Goal
Report the count of lines where the string "الآتية" appears, and nothing else.

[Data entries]
------------------------------
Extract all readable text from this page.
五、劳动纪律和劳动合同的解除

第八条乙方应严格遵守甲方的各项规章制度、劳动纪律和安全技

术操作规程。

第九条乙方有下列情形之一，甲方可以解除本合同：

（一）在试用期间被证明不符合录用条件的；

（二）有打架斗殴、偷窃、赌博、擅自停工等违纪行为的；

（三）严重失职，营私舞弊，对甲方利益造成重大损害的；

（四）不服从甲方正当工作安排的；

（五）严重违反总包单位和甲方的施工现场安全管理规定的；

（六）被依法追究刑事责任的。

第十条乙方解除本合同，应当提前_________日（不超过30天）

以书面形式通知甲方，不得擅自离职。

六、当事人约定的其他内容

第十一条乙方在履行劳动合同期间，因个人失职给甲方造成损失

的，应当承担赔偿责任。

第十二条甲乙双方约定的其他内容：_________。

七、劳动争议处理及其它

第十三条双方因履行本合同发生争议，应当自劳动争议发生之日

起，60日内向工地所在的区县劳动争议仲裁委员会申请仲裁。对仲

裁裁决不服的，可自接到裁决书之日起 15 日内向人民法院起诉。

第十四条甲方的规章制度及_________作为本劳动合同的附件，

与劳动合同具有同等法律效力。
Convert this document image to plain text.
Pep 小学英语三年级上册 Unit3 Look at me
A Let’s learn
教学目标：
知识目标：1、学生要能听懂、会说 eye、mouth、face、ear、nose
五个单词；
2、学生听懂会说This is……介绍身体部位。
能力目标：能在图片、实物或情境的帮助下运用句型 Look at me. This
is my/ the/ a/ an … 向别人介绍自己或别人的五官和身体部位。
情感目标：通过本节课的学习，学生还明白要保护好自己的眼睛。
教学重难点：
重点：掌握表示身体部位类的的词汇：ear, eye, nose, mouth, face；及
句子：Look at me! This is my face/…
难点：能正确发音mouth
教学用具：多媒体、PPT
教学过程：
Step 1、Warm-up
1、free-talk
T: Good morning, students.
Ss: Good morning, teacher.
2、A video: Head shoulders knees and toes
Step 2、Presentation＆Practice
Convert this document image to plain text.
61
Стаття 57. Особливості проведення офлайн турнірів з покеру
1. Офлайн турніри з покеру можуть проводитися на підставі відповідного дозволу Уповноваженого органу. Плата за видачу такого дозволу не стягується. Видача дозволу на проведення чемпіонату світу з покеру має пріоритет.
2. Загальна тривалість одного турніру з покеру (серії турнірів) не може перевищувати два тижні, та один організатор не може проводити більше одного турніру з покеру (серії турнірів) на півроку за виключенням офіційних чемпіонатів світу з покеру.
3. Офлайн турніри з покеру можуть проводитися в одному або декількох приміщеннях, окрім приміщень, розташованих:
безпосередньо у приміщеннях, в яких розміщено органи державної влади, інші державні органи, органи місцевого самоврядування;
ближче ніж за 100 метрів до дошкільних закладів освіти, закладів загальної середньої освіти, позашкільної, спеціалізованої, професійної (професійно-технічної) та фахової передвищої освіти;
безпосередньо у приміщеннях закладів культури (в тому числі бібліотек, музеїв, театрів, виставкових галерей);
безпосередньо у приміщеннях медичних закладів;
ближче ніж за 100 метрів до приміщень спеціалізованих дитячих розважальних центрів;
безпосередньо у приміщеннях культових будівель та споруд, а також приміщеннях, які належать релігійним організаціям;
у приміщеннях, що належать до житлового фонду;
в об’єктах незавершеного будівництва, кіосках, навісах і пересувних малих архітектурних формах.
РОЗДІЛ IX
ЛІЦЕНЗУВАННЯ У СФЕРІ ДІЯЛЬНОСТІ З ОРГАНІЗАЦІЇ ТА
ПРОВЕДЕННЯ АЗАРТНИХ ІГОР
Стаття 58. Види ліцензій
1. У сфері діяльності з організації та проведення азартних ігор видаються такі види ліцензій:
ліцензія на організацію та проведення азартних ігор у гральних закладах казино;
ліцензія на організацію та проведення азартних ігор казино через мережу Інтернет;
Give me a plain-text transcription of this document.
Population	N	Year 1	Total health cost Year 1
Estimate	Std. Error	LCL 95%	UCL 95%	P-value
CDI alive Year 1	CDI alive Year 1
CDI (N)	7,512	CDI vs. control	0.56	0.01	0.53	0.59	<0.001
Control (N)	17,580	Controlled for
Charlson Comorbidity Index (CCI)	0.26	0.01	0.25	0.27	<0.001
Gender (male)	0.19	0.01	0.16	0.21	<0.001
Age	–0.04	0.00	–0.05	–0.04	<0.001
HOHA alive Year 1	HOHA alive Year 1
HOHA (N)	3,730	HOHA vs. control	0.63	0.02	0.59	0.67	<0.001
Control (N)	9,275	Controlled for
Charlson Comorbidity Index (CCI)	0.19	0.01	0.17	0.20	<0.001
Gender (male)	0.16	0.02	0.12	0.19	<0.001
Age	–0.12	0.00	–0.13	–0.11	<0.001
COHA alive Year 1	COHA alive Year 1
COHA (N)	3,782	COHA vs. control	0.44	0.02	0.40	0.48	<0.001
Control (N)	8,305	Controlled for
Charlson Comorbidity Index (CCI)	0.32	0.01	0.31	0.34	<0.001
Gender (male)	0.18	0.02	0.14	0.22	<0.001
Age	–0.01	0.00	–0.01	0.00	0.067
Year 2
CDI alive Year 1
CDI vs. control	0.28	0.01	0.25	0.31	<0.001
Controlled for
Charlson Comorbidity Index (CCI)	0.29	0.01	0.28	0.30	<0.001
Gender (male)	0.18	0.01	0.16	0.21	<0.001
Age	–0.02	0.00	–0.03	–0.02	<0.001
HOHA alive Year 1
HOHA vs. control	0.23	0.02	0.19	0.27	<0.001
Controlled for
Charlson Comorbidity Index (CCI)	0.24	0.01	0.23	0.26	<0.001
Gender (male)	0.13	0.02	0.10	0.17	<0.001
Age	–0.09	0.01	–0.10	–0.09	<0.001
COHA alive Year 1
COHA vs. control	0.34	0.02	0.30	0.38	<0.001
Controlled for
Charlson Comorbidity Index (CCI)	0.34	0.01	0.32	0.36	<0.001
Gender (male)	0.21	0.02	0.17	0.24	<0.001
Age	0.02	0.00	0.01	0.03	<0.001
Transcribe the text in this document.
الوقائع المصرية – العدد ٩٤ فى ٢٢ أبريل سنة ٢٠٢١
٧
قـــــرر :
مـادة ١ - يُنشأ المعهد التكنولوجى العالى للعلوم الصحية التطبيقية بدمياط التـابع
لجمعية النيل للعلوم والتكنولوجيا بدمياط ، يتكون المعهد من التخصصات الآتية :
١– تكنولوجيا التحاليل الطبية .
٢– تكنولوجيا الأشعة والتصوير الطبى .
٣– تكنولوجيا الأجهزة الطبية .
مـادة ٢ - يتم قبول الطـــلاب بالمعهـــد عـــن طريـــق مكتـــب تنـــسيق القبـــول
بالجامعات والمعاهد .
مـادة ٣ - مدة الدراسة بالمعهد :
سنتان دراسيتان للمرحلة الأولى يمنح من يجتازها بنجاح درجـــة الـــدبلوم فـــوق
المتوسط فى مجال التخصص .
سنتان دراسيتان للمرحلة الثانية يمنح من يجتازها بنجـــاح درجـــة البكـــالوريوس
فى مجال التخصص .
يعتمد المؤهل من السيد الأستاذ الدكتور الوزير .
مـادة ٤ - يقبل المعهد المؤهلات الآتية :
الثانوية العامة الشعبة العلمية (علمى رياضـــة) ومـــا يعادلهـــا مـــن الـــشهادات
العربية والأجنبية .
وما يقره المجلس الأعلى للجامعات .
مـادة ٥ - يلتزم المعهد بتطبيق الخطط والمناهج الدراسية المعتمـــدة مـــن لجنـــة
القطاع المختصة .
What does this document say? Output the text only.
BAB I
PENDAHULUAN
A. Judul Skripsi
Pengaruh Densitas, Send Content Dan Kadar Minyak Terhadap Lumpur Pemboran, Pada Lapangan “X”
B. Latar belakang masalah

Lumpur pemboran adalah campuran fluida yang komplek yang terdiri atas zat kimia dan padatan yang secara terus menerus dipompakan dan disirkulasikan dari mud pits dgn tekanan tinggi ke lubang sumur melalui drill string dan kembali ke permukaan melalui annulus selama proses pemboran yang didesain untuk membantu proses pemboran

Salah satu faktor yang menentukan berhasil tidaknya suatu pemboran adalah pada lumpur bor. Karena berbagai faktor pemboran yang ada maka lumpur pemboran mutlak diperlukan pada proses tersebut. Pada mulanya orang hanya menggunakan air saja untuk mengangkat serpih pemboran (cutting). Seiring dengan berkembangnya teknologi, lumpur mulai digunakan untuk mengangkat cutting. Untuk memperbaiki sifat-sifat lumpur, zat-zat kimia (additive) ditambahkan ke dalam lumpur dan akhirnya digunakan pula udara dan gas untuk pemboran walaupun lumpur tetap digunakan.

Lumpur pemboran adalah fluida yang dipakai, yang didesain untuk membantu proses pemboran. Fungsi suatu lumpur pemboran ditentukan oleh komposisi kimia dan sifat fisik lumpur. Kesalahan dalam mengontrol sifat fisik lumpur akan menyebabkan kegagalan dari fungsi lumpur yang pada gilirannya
------------------------------
Result for this task
2